- [Passage shown]:
Question

The general solutions of the equation (\tan^2 \theta + \sec 2\theta = 1) are

• A. (n\pi, n\pi \pm \frac{\pi}{3}, n \in \mathbb{Z})
• B. (n\pi, n\pi \pm \frac{\pi}{4}, n \in \mathbb{Z})
• C. (\frac{n\pi}{4}, \frac{n\pi}{4} \pm \frac{\pi}{3}, n \in \mathbb{Z})
• D. (n\pi, n\pi \pm \frac{\pi}{6}, n \in \mathbb{Z})

Hint:

General solution for $\tan^2 \theta = \tan^2 \alpha$ is $\theta = n\pi \pm \alpha$.

Answer 1

The Correct Option is A

Step 1: Use double angle formula
$\tan^2 \theta + \frac{1+\tan^2 \theta}{1-\tan^2 \theta} = 1$.
$\tan^2 \theta (1-\tan^2 \theta) + (1+\tan^2 \theta) = 1-\tan^2 \theta$.

Step 2: Simplify
$\tan^2 \theta - \tan^4 \theta + 1 + \tan^2 \theta = 1 - \tan^2 \theta$.
$3\tan^2 \theta - \tan^4 \theta = 0$.
$\tan^2 \theta (3 - \tan^2 \theta) = 0$.

Step 3: Solve for $\theta$
Case 1: $\tan^2 \theta = 0 \implies \theta = n\pi$.
Case 2: $\tan^2 \theta = 3 \implies \tan^2 \theta = \tan^2(\pi/3) \implies \theta = n\pi \pm \pi/3$.
Final Answer: (A)

- [Data shown]:
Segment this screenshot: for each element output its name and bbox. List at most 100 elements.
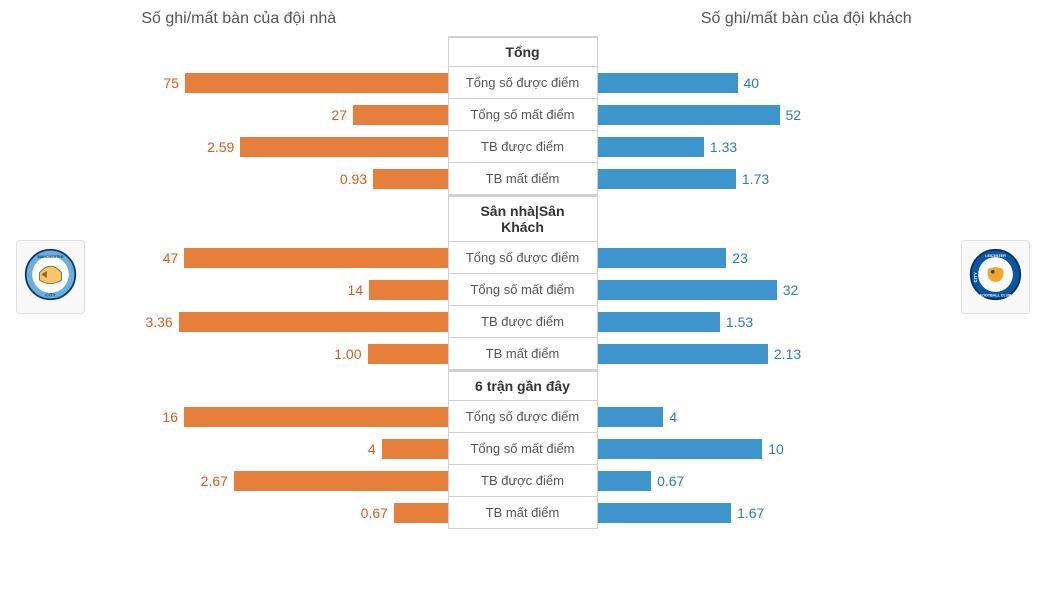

- [Required task 1]: Give the stretch of the trigonometry solution from "Step 1: Use" through "- \tan^2 \theta$." again, changing "double angle formula" to "cosine double angle identity".
- [Required task 2]: In the trigonometry problem, what general solution does the hint give for $\tan^2 \theta = \tan^2 \alpha$?

- [Response 1]:
Step 1: Use cosine double angle identity
$\tan^2 \theta + \frac{1+\tan^2 \theta}{1-\tan^2 \theta} = 1$.
$\tan^2 \theta (1-\tan^2 \theta) + (1+\tan^2 \theta) = 1-\tan^2 \theta$.

Step 2: Simplify
$\tan^2 \theta - \tan^4 \theta + 1 + \tan^2 \theta = 1 - \tan^2 \theta$.

- [Response 2]: $\theta = n\pi \pm \alpha$